**Source document:**
* START *
# **SOLD** 18' Avon SuperPro for sale



## barley (May 9, 2008)

Selling my big boat because I don't use it anymore. It is a 2008 and in great condition with less river miles than I wish it had. It has no patches or leaks. Included with the boat is a self made 4 bay frame, tractor seat, three 11' cataract SGX oars with blades and an almost new stitches and stuff everything bag. I need to look in the shed but I think I also have 1 or 2 drop bags that are too big for my other boat that I can throw in. Located near Twin Falls, Idaho. $6,500 OBO.


----------



## BGillespie (Jul 15, 2018)




----------



## B4otter (Apr 20, 2009)
* END *
**Given task 1:** List the usernames of everyone who posted in the boat sale thread.
The entries that follow have no connection to the boat sale thread.

**Supplied material:**
* START *
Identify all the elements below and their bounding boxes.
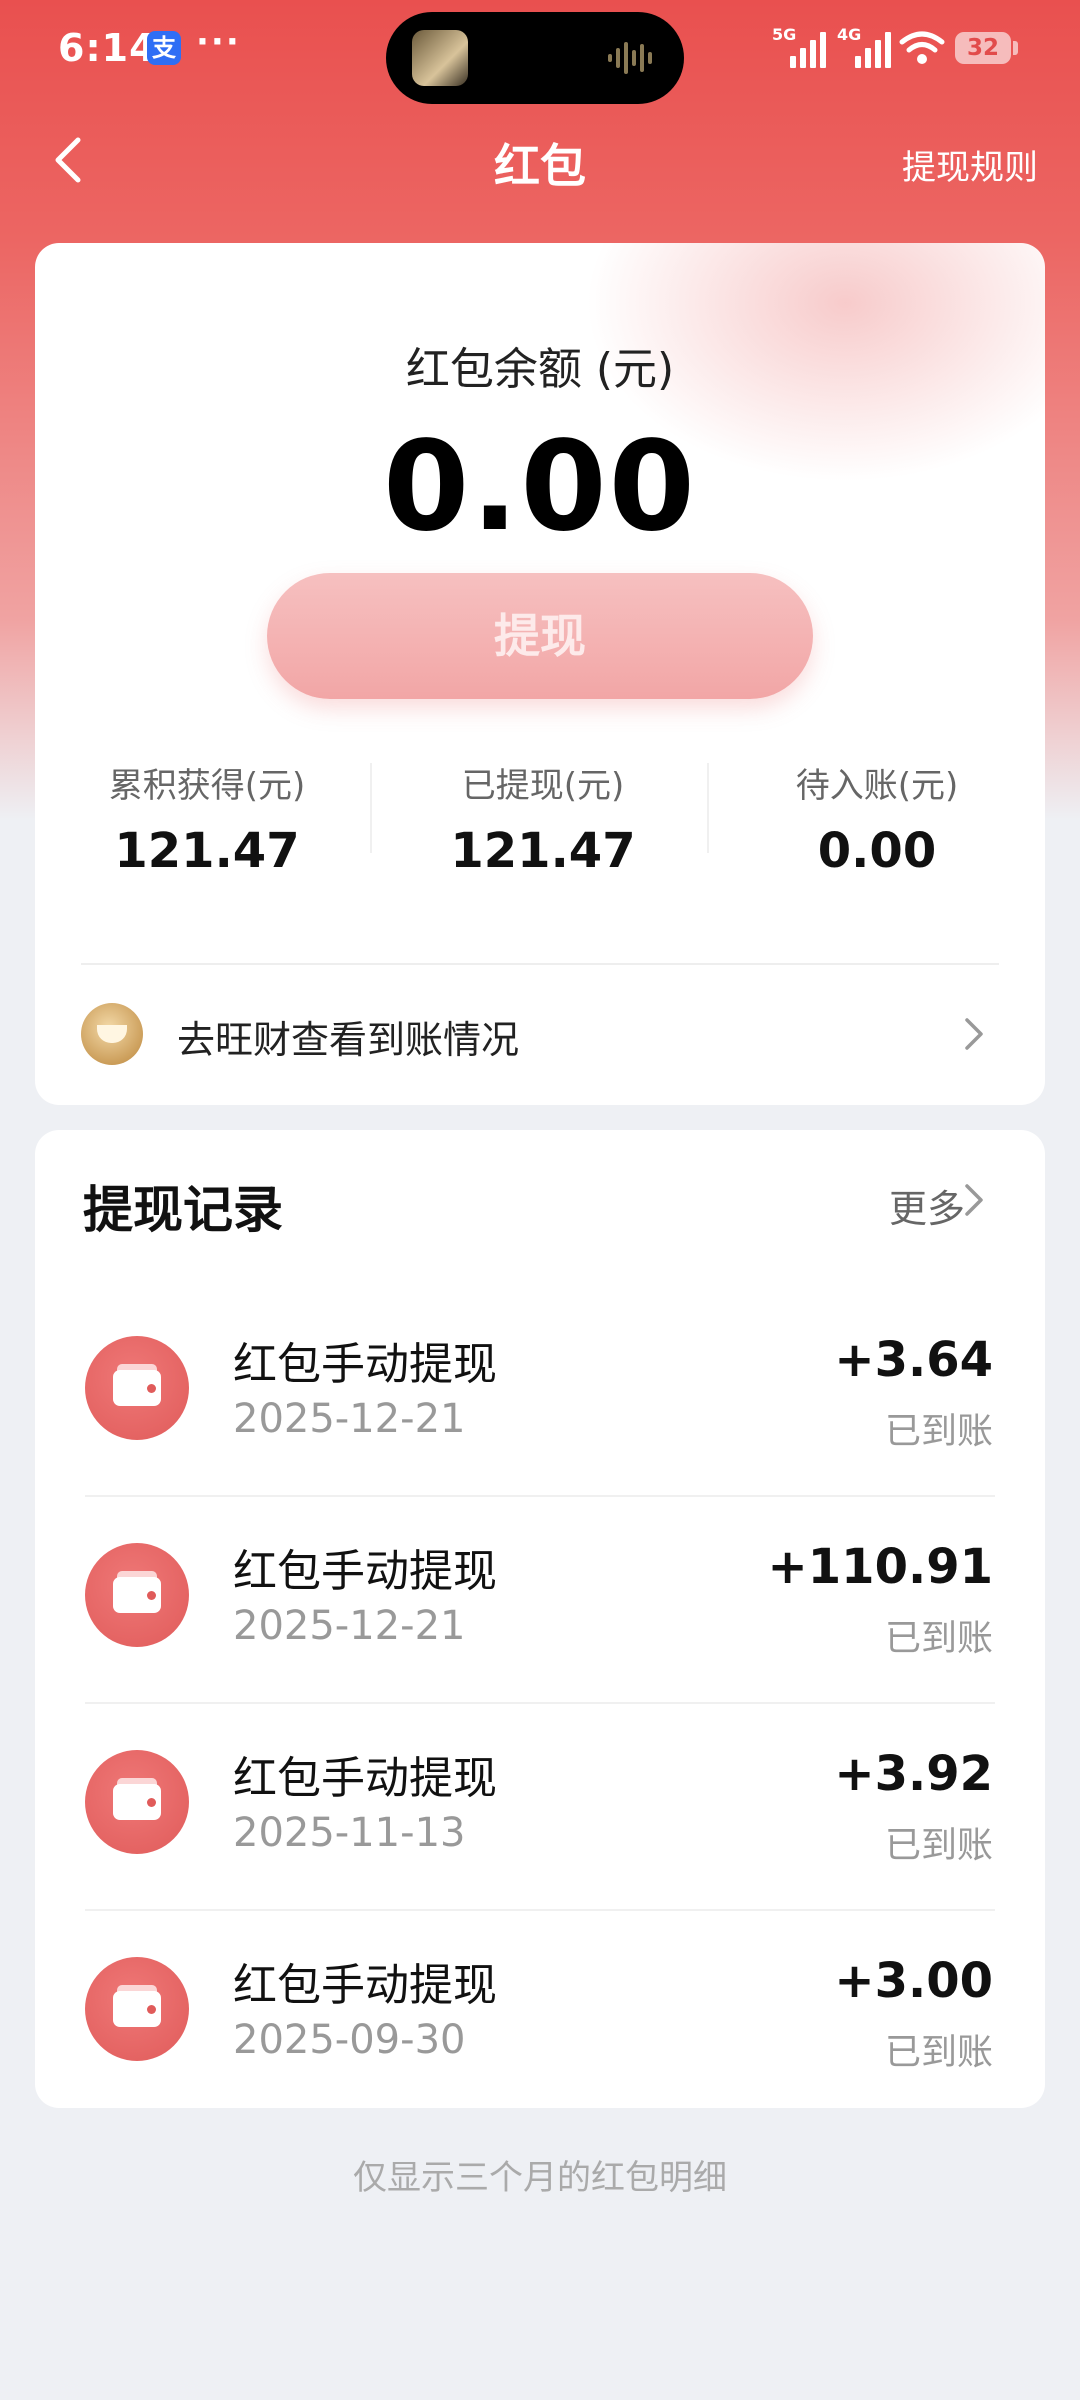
alipay-icon: 支 [147,31,181,65]
record-row[interactable]: 红包手动提现 2025-12-21 +110.91 已到账 [35,1497,1045,1704]
balance-value: 0.00 [383,415,697,559]
record-row[interactable]: 红包手动提现 2025-12-21 +3.64 已到账 [35,1290,1045,1497]
wifi-icon [899,31,945,64]
withdraw-records-card: 提现记录 更多 红包手动提现 2025-12-21 +3.64 已到账 红包手动… [35,1130,1045,2108]
media-thumbnail-icon [412,30,468,86]
record-row[interactable]: 红包手动提现 2025-11-13 +3.92 已到账 [35,1704,1045,1911]
nav-bar: 红包 提现规则 [0,110,1080,210]
red-packet-page: 6:14 支 ··· 5G 4G 32 红包 提现规则 红包余额 (元) 0.0… [0,0,1080,2400]
record-title: 红包手动提现 [233,1339,497,1390]
balance-card: 红包余额 (元) 0.00 提现 累积获得(元) 121.47 已提现(元) 1… [35,243,1045,1105]
status-bar: 6:14 支 ··· 5G 4G 32 [0,0,1080,104]
audio-wave-icon [608,42,652,74]
stat-value: 121.47 [450,823,636,879]
record-status: 已到账 [884,1411,993,1452]
more-notifications-icon: ··· [196,22,241,62]
record-title: 红包手动提现 [233,1546,497,1597]
signal-4g-icon: 4G [837,26,891,68]
record-date: 2025-09-30 [233,2017,466,2063]
stat-label: 累积获得(元) [108,766,306,806]
status-time: 6:14 [58,26,157,70]
dynamic-island[interactable] [386,12,684,104]
footer-note: 仅显示三个月的红包明细 [353,2158,727,2198]
stat-pending: 待入账(元) 0.00 [727,758,1027,879]
gold-ingot-icon [81,1003,143,1065]
wallet-icon [85,1336,189,1440]
divider [81,963,999,965]
wallet-icon [85,1543,189,1647]
battery-level: 32 [955,32,1011,64]
record-title: 红包手动提现 [233,1960,497,2011]
wallet-icon [85,1750,189,1854]
record-date: 2025-11-13 [233,1810,466,1856]
back-arrow-icon[interactable] [48,132,88,188]
record-status: 已到账 [884,1618,993,1659]
wangcai-link-label: 去旺财查看到账情况 [177,1018,520,1062]
chevron-right-icon [965,1184,983,1216]
stat-value: 0.00 [817,823,937,879]
battery-tip [1013,41,1018,55]
record-amount: +3.92 [834,1746,993,1802]
record-row[interactable]: 红包手动提现 2025-09-30 +3.00 已到账 [35,1911,1045,2108]
record-amount: +110.91 [767,1539,993,1595]
withdraw-rules-link[interactable]: 提现规则 [902,140,1038,189]
network-4g-label: 4G [837,26,861,44]
record-date: 2025-12-21 [233,1396,466,1442]
stat-withdrawn: 已提现(元) 121.47 [393,758,693,879]
chevron-right-icon [965,1018,983,1050]
signal-5g-icon: 5G [772,26,826,68]
network-5g-label: 5G [772,26,796,44]
stat-label: 已提现(元) [461,766,625,806]
wallet-icon [85,1957,189,2061]
record-title: 红包手动提现 [233,1753,497,1804]
stat-divider [370,763,372,853]
record-status: 已到账 [884,2032,993,2073]
stat-total-earned: 累积获得(元) 121.47 [57,758,357,879]
records-title: 提现记录 [83,1181,283,1239]
record-date: 2025-12-21 [233,1603,466,1649]
record-amount: +3.64 [834,1332,993,1388]
stat-value: 121.47 [114,823,300,879]
balance-label: 红包余额 (元) [405,344,675,395]
stat-label: 待入账(元) [795,766,959,806]
record-amount: +3.00 [834,1953,993,2009]
more-link-label: 更多 [888,1187,965,1231]
withdraw-button[interactable]: 提现 [267,573,813,699]
stat-divider [707,763,709,853]
record-status: 已到账 [884,1825,993,1866]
* END *
**Given task 2:** Print the entries from the line with "alipay-icon: 支 [147,31,181,65]" to the line with "withdraw-records-card: 提现记录 更多".

**Complete output 1:** barley, BGillespie, B4otter

**Complete output 2:**
alipay-icon: 支 [147,31,181,65]
record-row[interactable]: 红包手动提现 2025-12-21 +110.91 已到账 [35,1497,1045,1704]
balance-value: 0.00 [383,415,697,559]
record-row[interactable]: 红包手动提现 2025-12-21 +3.64 已到账 [35,1290,1045,1497]
wifi-icon [899,31,945,64]
withdraw-records-card: 提现记录 更多 红包手动提现 2025-12-21 +3.64 已到账 红包手动… [35,1130,1045,2108]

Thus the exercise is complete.